▶ [Assigned task A]:
Transcribe the hiking passage below from "The trails are rugged" to "trails are open.".
▶ [Assigned task B]:
Answer these questions from the hiking passage below, giving each answer on its own line marked the same way:
(i) Which months are named as the wettest, when trail closures are common?
(ii) Which months make up the dry season?
(iii) As of what date must all park visitors be accompanied by a professional guide?
▶ [Assigned task C]:
In one to three sentences, explain why the hiking passage below recommends hiring a local guide.

+++ Passage to read

The trails are rugged and it’s very easy to lose them, particularly after a river crossing. Unless you have the extensive wilderness experience, hiring a local guide is highly recommended. This will minimize your risk of getting lost, as well as help you spot and identify wildlife. At the very least, hike in groups and always check with park rangers before heading out about trail conditions; closures are common during the wettest months (July to November). The best hiking is during the dry season (December to April), during which time all the trails are open.

Attention: As of Feb 1, 2014, all park visitors must be accompanied by a professional guide, even for single day tours.

++++++
+++ Records provided

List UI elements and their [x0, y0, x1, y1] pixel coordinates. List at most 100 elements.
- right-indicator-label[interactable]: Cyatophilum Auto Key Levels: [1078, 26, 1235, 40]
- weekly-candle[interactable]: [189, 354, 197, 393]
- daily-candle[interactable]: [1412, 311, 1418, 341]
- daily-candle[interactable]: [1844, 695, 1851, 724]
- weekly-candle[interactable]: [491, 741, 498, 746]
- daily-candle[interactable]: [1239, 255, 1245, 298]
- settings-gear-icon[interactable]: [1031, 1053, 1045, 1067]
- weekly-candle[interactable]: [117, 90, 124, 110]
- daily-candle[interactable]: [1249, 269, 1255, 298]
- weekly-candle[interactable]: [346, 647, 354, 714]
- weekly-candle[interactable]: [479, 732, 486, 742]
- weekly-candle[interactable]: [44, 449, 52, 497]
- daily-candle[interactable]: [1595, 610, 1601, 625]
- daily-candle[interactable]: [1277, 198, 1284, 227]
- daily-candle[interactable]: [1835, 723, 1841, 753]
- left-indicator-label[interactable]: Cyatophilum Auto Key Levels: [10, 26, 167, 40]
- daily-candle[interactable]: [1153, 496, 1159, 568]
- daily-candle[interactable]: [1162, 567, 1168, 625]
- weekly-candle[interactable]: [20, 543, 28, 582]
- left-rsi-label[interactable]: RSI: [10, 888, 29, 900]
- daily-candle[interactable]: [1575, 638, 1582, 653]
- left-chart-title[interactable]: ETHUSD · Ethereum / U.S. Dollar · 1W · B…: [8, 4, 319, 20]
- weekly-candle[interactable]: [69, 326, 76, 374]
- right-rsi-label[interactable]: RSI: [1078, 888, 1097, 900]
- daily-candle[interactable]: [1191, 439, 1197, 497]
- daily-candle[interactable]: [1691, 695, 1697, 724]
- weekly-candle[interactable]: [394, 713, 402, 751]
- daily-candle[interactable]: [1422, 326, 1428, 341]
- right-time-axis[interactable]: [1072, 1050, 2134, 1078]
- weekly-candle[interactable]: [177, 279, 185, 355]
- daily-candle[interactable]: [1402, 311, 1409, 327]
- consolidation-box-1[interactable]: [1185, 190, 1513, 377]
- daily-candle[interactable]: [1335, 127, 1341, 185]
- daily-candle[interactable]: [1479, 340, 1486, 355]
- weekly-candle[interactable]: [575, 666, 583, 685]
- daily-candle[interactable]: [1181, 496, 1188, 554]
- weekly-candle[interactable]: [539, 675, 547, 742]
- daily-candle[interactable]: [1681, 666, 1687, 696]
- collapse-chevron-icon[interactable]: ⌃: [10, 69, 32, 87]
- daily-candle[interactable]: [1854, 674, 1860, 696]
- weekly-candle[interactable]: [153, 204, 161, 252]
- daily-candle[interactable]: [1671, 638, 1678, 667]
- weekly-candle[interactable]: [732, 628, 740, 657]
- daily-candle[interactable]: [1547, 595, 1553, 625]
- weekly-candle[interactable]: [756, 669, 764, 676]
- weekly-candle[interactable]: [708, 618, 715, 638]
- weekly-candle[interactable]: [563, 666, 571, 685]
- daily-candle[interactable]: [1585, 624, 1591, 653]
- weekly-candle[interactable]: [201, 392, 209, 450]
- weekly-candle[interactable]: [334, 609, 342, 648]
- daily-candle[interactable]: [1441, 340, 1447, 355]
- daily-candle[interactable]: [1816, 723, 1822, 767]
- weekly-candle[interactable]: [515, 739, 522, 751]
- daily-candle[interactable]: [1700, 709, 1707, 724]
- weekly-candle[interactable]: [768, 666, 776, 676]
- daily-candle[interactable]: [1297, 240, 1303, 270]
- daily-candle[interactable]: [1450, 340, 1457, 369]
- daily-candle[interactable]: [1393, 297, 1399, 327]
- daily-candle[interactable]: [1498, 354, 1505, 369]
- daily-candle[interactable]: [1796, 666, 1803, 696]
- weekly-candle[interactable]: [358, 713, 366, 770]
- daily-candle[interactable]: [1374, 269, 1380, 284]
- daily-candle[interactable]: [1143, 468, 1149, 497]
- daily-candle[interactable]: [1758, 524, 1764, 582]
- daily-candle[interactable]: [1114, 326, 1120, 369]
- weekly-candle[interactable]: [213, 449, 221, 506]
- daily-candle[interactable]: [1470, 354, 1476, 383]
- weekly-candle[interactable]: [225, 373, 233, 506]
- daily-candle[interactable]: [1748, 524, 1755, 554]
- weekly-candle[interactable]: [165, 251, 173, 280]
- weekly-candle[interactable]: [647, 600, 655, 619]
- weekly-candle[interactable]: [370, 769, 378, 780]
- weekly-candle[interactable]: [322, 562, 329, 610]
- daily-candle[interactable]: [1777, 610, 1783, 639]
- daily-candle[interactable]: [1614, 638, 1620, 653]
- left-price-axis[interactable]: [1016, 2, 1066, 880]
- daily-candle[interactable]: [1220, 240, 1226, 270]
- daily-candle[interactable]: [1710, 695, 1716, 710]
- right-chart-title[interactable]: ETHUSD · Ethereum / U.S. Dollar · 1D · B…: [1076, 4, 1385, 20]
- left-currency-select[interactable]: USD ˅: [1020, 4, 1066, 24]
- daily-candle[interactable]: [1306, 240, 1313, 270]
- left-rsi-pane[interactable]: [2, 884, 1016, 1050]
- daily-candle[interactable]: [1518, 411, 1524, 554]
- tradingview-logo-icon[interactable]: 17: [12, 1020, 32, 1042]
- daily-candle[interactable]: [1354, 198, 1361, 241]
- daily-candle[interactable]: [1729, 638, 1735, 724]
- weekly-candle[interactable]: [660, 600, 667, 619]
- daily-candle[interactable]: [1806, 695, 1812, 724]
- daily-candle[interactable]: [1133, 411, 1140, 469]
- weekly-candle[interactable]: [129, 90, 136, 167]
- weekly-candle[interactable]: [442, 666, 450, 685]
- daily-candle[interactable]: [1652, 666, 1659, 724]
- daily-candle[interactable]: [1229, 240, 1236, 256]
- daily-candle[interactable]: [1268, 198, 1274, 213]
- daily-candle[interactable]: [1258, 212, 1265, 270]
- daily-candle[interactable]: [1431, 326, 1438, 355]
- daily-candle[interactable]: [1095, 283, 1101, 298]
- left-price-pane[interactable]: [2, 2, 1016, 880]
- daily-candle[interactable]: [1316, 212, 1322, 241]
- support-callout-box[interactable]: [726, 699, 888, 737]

++++++

▶ [Task response A]:
The trails are rugged and it’s very easy to lose them, particularly after a river crossing. Unless you have the extensive wilderness experience, hiring a local guide is highly recommended. This will minimize your risk of getting lost, as well as help you spot and identify wildlife. At the very least, hike in groups and always check with park rangers before heading out about trail conditions; closures are common during the wettest months (July to November). The best hiking is during the dry season (December to April), during which time all the trails are open.

▶ [Task response B]:
(i) July to November
(ii) December to April
(iii) Feb 1, 2014

▶ [Task response C]:
The trails are rugged and very easy to lose, especially after a river crossing. A local guide minimizes the risk of getting lost and helps hikers spot and identify wildlife.